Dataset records
== == ==
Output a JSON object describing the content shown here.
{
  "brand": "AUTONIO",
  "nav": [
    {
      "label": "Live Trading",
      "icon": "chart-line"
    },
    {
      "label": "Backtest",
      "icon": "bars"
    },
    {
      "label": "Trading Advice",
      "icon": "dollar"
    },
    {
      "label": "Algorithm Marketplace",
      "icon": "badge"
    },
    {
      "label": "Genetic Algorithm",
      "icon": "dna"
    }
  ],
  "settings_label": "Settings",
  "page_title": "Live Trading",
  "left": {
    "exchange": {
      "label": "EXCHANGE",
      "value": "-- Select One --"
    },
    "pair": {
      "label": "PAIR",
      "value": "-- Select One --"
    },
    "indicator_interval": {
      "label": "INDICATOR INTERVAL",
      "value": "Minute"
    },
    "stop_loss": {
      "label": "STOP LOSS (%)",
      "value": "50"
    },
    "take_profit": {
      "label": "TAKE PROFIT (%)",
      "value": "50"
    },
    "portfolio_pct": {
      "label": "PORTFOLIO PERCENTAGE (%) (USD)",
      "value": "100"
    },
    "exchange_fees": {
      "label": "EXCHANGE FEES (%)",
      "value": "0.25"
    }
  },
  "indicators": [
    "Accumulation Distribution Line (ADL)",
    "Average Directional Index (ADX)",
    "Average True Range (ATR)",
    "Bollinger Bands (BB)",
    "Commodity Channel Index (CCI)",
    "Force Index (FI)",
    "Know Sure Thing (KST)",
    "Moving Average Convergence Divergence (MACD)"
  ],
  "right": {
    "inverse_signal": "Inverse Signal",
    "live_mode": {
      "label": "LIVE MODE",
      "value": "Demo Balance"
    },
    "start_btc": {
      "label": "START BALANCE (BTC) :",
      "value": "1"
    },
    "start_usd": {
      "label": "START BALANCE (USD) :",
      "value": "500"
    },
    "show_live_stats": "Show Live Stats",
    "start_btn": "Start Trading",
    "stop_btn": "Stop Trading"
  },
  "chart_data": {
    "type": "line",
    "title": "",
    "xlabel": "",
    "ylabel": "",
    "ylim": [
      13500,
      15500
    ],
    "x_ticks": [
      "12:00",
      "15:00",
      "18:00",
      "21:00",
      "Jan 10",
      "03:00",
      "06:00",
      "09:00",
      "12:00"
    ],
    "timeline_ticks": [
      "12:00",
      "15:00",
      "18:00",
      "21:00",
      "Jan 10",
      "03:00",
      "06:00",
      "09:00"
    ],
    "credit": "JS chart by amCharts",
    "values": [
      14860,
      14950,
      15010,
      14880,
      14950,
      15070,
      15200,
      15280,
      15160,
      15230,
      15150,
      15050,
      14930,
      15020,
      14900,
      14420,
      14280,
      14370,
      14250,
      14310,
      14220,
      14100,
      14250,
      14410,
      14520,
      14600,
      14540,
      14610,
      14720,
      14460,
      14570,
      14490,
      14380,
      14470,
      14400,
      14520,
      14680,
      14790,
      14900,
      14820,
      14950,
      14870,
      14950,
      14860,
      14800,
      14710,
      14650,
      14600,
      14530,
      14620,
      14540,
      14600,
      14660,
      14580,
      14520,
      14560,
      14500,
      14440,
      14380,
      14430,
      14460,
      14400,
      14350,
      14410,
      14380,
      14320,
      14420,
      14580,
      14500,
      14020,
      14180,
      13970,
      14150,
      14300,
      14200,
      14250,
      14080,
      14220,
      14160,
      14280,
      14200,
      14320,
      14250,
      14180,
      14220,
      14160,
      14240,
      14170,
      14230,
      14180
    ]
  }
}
== == ==
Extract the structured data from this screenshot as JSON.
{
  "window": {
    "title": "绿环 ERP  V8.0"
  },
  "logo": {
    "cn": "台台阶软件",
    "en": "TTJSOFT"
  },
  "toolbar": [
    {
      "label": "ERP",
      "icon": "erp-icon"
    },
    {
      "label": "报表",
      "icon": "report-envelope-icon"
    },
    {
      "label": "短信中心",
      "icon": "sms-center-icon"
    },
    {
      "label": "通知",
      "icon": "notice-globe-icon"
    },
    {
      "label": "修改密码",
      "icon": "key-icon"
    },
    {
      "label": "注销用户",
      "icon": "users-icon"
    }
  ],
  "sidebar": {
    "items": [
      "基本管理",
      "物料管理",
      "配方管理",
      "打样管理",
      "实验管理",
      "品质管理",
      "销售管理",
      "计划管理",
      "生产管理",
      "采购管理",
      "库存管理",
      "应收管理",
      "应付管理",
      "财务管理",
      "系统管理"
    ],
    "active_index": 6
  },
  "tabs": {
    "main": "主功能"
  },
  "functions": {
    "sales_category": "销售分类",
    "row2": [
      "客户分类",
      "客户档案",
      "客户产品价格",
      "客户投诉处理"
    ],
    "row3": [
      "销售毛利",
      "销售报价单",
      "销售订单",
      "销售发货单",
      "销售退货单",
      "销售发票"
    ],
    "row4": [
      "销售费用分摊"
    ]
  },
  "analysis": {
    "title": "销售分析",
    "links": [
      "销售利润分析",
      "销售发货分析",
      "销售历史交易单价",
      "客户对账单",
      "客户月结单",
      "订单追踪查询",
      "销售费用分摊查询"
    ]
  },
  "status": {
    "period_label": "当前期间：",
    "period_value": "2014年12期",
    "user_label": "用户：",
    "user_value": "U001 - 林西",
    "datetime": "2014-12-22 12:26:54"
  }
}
== == ==
# REQUIRED TASK
Looking at the entries above, state how many lines contain "JSON"; give the number alone.

# THE SOLUTION
2